▶ _Figure dataset records_:

# # # #

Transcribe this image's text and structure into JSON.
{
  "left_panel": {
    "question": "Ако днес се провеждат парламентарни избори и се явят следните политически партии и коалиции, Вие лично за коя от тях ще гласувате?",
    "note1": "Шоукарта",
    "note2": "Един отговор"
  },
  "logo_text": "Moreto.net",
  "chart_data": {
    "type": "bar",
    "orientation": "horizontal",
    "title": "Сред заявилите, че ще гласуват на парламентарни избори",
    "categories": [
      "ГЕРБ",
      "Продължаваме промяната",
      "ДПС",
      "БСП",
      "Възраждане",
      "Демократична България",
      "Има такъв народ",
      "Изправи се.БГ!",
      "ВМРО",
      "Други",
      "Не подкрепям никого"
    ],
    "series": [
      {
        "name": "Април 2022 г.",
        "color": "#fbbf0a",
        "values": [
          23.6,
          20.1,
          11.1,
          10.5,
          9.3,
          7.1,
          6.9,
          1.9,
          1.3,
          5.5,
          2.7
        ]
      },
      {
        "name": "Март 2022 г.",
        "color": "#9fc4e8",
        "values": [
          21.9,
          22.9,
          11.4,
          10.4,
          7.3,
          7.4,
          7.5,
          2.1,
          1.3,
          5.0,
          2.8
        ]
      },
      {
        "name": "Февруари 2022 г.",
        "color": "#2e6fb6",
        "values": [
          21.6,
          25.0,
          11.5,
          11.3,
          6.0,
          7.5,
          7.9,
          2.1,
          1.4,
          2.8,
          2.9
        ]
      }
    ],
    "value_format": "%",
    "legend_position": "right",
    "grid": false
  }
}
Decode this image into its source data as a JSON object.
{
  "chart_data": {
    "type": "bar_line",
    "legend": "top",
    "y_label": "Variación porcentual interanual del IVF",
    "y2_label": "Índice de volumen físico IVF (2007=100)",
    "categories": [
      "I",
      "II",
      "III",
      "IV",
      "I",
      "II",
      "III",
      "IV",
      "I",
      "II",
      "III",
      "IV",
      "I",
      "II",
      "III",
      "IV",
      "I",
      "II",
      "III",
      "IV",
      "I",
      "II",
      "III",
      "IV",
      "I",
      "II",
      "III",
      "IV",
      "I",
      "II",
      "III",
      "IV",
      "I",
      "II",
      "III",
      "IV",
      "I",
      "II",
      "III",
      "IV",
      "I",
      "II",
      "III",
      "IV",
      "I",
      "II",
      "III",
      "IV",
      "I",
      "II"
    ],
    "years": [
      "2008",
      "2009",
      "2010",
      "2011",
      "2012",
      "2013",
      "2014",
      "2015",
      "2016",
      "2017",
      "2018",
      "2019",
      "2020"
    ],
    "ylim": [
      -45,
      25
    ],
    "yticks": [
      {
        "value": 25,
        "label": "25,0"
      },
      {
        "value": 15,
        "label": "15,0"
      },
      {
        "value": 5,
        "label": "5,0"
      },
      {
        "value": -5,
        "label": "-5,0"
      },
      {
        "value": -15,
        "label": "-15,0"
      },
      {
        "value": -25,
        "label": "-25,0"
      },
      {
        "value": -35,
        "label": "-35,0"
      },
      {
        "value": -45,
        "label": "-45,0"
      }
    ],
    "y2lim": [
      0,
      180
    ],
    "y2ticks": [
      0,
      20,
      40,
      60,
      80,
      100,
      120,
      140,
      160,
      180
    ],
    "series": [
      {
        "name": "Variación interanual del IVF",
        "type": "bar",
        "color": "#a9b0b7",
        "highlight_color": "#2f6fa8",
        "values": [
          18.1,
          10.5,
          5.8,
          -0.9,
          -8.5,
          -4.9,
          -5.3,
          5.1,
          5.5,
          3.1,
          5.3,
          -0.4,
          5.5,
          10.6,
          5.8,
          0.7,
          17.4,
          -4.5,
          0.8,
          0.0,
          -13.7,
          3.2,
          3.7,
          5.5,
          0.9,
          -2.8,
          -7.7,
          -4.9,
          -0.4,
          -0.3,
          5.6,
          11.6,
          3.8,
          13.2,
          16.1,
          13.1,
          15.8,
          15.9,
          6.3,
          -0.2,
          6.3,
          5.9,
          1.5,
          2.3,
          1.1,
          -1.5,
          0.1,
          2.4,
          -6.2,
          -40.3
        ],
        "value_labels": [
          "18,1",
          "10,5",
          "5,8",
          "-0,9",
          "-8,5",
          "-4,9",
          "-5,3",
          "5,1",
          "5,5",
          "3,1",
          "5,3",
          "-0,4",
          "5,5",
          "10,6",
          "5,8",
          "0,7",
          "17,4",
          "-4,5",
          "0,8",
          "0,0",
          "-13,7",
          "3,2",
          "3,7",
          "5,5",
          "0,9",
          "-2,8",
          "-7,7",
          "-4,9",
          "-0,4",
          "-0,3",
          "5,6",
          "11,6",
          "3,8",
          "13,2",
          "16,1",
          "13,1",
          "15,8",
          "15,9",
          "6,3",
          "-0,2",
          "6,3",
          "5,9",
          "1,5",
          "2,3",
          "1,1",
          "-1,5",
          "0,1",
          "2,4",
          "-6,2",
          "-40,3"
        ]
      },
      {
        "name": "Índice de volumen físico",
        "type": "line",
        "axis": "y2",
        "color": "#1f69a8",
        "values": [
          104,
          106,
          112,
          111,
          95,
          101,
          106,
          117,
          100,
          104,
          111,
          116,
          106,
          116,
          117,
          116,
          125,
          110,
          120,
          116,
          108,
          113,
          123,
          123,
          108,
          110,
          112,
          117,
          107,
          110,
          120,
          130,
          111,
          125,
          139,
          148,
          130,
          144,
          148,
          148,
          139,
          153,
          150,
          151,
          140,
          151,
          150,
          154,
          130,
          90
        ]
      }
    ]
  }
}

# # # #

▶ _Exercise requirements_: Pull out every line above that holds the word "парламентарни".

▶ _Response_:
    "question": "Ако днес се провеждат парламентарни избори и се явят следните политически партии и коалиции, Вие лично за коя от тях ще гласувате?",
    "title": "Сред заявилите, че ще гласуват на парламентарни избори",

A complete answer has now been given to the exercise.